REQUIRED WORK
Scan the entries and tally the lines that include the string "Filter". Reply with the figure alone.
#####
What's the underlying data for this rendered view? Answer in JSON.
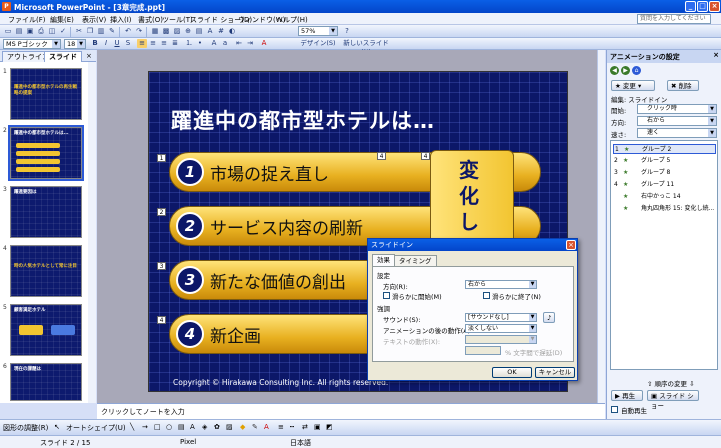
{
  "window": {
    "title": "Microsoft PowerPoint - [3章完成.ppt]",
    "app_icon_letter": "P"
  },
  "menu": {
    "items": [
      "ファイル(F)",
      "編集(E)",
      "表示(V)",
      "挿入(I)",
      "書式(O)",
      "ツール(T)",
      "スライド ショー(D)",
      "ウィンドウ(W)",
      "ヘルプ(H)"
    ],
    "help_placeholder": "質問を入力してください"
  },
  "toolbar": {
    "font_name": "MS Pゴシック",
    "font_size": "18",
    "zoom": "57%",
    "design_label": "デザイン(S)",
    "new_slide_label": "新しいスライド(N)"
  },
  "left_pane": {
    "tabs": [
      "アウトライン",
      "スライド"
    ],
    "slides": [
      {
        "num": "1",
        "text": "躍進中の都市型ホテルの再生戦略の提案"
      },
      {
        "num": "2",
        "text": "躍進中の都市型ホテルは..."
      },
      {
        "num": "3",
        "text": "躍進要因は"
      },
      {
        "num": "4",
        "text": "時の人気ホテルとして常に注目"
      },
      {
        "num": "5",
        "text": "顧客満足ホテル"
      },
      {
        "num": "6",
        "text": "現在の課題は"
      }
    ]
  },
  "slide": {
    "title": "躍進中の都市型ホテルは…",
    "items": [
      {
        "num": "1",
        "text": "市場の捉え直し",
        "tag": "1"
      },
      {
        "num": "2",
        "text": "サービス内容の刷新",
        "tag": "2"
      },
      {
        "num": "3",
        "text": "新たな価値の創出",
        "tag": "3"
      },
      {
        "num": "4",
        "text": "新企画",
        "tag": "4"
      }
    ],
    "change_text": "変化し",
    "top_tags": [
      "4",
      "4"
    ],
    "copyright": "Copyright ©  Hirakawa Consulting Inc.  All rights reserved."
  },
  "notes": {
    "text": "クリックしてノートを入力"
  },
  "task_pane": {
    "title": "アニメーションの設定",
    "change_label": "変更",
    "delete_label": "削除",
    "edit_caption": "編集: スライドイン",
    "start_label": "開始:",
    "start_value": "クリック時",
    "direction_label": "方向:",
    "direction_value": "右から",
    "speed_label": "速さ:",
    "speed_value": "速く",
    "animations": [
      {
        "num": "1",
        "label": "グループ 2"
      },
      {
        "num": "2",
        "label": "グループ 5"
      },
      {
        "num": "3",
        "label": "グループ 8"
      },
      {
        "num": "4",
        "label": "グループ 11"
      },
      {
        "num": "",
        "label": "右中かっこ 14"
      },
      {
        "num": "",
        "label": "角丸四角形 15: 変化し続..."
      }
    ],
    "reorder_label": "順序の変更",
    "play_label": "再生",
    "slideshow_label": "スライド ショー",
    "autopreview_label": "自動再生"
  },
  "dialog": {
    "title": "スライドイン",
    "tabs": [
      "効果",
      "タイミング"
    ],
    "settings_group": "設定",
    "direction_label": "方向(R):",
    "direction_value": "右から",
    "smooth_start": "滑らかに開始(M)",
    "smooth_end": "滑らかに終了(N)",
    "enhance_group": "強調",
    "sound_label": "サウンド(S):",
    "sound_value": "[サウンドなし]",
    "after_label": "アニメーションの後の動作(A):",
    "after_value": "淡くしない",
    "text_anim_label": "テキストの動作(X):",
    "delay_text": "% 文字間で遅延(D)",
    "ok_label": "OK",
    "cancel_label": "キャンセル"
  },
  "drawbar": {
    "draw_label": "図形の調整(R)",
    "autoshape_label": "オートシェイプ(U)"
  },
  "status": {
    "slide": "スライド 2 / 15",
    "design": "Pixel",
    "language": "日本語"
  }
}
#####
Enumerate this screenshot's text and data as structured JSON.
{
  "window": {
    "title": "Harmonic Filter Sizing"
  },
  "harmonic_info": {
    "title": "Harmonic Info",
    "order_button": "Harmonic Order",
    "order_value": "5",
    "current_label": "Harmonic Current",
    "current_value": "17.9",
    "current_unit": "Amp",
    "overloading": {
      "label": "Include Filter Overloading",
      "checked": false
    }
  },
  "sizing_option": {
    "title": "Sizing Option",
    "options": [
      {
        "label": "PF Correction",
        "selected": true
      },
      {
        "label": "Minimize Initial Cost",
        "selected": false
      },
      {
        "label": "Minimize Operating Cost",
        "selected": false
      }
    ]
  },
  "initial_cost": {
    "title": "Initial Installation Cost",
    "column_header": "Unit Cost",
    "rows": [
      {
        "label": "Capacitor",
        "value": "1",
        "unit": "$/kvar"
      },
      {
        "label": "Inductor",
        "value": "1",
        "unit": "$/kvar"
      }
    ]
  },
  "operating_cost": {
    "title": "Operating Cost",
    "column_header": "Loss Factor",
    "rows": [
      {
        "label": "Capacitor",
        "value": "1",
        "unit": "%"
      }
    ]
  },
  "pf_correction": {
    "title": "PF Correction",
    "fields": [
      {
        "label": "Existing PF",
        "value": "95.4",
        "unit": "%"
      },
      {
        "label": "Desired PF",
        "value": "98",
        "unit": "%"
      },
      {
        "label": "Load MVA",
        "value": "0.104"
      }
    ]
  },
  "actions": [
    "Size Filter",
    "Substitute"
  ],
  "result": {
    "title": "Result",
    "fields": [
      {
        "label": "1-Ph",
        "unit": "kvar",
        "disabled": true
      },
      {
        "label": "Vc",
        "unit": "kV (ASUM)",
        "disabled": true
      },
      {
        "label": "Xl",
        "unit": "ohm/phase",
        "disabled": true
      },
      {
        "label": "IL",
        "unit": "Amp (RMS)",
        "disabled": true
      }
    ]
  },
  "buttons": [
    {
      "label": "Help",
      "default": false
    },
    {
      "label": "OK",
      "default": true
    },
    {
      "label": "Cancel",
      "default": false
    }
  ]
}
#####
FULL RESPONSE
3